■ WHAT NEEDS TO BE DONE ■
Output the data that follows exactly, line for line.

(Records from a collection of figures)
"""
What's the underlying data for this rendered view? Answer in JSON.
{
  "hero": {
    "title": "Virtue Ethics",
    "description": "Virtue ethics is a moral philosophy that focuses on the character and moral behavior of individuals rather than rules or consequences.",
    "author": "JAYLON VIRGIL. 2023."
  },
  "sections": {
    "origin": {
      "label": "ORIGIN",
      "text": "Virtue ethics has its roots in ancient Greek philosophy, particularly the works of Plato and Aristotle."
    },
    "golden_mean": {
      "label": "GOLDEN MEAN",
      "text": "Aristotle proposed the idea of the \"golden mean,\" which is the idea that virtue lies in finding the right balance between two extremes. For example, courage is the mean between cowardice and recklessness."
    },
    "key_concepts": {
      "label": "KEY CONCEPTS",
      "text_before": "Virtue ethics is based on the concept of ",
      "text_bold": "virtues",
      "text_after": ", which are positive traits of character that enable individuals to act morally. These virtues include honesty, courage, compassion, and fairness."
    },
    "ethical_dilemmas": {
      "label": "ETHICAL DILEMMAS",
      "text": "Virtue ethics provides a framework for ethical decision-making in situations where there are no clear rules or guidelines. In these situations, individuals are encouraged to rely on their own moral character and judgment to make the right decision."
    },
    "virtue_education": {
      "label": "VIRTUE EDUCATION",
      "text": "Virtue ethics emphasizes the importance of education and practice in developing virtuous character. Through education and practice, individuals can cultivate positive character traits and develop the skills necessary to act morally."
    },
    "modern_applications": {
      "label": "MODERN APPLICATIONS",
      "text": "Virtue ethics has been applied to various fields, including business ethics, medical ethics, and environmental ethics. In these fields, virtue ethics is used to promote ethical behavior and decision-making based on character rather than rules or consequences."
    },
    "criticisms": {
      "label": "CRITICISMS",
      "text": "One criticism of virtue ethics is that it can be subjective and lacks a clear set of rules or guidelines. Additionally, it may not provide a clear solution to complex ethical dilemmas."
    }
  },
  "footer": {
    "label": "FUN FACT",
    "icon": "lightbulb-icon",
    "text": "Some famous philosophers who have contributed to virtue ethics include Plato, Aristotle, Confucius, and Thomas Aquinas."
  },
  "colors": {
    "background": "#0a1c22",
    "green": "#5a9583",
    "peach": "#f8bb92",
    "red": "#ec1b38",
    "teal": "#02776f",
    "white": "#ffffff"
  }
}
"""
■ EXERCISE RESPONSE ■
What's the underlying data for this rendered view? Answer in JSON.
{
  "hero": {
    "title": "Virtue Ethics",
    "description": "Virtue ethics is a moral philosophy that focuses on the character and moral behavior of individuals rather than rules or consequences.",
    "author": "JAYLON VIRGIL. 2023."
  },
  "sections": {
    "origin": {
      "label": "ORIGIN",
      "text": "Virtue ethics has its roots in ancient Greek philosophy, particularly the works of Plato and Aristotle."
    },
    "golden_mean": {
      "label": "GOLDEN MEAN",
      "text": "Aristotle proposed the idea of the \"golden mean,\" which is the idea that virtue lies in finding the right balance between two extremes. For example, courage is the mean between cowardice and recklessness."
    },
    "key_concepts": {
      "label": "KEY CONCEPTS",
      "text_before": "Virtue ethics is based on the concept of ",
      "text_bold": "virtues",
      "text_after": ", which are positive traits of character that enable individuals to act morally. These virtues include honesty, courage, compassion, and fairness."
    },
    "ethical_dilemmas": {
      "label": "ETHICAL DILEMMAS",
      "text": "Virtue ethics provides a framework for ethical decision-making in situations where there are no clear rules or guidelines. In these situations, individuals are encouraged to rely on their own moral character and judgment to make the right decision."
    },
    "virtue_education": {
      "label": "VIRTUE EDUCATION",
      "text": "Virtue ethics emphasizes the importance of education and practice in developing virtuous character. Through education and practice, individuals can cultivate positive character traits and develop the skills necessary to act morally."
    },
    "modern_applications": {
      "label": "MODERN APPLICATIONS",
      "text": "Virtue ethics has been applied to various fields, including business ethics, medical ethics, and environmental ethics. In these fields, virtue ethics is used to promote ethical behavior and decision-making based on character rather than rules or consequences."
    },
    "criticisms": {
      "label": "CRITICISMS",
      "text": "One criticism of virtue ethics is that it can be subjective and lacks a clear set of rules or guidelines. Additionally, it may not provide a clear solution to complex ethical dilemmas."
    }
  },
  "footer": {
    "label": "FUN FACT",
    "icon": "lightbulb-icon",
    "text": "Some famous philosophers who have contributed to virtue ethics include Plato, Aristotle, Confucius, and Thomas Aquinas."
  },
  "colors": {
    "background": "#0a1c22",
    "green": "#5a9583",
    "peach": "#f8bb92",
    "red": "#ec1b38",
    "teal": "#02776f",
    "white": "#ffffff"
  }
}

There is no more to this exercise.